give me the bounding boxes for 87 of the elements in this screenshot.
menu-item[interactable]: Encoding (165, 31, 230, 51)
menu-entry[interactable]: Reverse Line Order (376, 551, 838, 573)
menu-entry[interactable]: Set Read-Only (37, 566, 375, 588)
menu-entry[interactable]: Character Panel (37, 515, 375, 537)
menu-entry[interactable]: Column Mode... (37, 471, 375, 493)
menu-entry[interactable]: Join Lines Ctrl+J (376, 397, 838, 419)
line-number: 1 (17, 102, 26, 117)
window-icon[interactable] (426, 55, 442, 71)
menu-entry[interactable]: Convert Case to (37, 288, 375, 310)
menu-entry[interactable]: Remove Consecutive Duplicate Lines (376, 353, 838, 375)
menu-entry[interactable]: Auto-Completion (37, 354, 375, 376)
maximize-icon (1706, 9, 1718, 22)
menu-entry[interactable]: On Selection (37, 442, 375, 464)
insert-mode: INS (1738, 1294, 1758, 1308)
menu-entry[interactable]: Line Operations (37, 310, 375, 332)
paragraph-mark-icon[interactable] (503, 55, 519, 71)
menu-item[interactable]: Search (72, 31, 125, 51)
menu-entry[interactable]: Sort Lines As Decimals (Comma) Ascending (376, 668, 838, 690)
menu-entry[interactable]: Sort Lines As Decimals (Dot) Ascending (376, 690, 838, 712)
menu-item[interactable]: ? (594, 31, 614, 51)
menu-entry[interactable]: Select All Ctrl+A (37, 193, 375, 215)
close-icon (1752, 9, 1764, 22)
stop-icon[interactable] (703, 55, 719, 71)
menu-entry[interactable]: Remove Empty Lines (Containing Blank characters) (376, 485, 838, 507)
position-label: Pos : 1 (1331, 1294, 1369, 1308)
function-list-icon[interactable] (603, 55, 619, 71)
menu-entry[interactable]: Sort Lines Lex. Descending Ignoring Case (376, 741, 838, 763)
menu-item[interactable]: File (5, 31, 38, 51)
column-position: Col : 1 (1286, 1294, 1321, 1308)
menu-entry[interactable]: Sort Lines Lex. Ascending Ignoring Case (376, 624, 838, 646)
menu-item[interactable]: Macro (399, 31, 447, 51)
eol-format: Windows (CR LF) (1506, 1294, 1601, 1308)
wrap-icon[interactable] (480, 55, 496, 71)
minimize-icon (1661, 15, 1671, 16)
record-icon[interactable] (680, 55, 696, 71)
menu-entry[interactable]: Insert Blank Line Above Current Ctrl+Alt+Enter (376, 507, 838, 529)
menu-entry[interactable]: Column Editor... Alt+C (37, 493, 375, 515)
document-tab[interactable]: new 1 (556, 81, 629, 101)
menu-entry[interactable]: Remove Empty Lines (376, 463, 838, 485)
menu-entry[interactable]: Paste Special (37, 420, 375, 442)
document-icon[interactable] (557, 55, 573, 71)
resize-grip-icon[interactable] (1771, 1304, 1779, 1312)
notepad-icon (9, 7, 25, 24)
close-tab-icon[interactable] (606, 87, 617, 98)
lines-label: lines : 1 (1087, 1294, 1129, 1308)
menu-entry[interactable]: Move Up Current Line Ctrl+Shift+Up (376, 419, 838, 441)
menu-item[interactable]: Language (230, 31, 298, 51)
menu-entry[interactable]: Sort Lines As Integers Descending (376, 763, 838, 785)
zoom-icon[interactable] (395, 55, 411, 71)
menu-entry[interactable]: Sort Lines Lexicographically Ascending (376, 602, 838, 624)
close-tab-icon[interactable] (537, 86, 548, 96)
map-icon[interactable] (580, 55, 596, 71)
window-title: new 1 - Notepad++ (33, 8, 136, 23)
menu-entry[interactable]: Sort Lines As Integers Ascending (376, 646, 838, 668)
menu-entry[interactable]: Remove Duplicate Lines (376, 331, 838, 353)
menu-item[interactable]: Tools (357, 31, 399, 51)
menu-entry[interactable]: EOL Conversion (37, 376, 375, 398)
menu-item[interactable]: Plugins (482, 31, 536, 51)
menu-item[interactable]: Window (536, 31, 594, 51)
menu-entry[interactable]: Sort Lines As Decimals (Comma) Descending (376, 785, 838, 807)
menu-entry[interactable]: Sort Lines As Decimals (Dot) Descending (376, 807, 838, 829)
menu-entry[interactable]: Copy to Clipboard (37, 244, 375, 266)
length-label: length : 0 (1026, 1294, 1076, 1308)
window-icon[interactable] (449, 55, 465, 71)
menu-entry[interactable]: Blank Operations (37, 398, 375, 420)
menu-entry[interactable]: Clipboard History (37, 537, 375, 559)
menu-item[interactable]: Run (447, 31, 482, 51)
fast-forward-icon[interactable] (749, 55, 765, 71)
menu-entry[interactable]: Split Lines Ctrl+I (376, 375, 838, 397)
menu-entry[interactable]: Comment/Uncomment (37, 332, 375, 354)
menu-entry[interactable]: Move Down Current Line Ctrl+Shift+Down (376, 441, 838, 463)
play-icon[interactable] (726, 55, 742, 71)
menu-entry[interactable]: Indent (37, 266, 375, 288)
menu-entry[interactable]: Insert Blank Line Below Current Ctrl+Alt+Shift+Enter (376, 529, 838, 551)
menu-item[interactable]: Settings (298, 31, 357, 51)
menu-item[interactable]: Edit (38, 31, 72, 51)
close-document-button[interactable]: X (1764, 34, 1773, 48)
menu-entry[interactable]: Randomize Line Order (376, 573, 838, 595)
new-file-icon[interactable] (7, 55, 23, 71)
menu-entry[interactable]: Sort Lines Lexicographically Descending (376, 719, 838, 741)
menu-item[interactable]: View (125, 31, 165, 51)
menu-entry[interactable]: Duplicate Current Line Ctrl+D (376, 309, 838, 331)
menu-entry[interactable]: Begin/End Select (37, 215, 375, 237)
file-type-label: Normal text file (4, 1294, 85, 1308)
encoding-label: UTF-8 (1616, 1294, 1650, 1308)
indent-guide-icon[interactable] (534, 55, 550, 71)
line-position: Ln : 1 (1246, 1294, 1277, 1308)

# [Goal]
Retype the records verbatim, from the first line down to and including the line containing "menu-entry[interactable]: Sort Lines As Decimals (Dot) Ascending".

# [Output]
give me the bounding boxes for 87 of the elements in this screenshot.
menu-item[interactable]: Encoding (165, 31, 230, 51)
menu-entry[interactable]: Reverse Line Order (376, 551, 838, 573)
menu-entry[interactable]: Set Read-Only (37, 566, 375, 588)
menu-entry[interactable]: Character Panel (37, 515, 375, 537)
menu-entry[interactable]: Column Mode... (37, 471, 375, 493)
menu-entry[interactable]: Join Lines Ctrl+J (376, 397, 838, 419)
line-number: 1 (17, 102, 26, 117)
window-icon[interactable] (426, 55, 442, 71)
menu-entry[interactable]: Convert Case to (37, 288, 375, 310)
menu-entry[interactable]: Remove Consecutive Duplicate Lines (376, 353, 838, 375)
menu-entry[interactable]: Auto-Completion (37, 354, 375, 376)
maximize-icon (1706, 9, 1718, 22)
menu-entry[interactable]: On Selection (37, 442, 375, 464)
insert-mode: INS (1738, 1294, 1758, 1308)
menu-entry[interactable]: Line Operations (37, 310, 375, 332)
paragraph-mark-icon[interactable] (503, 55, 519, 71)
menu-item[interactable]: Search (72, 31, 125, 51)
menu-entry[interactable]: Sort Lines As Decimals (Comma) Ascending (376, 668, 838, 690)
menu-entry[interactable]: Sort Lines As Decimals (Dot) Ascending (376, 690, 838, 712)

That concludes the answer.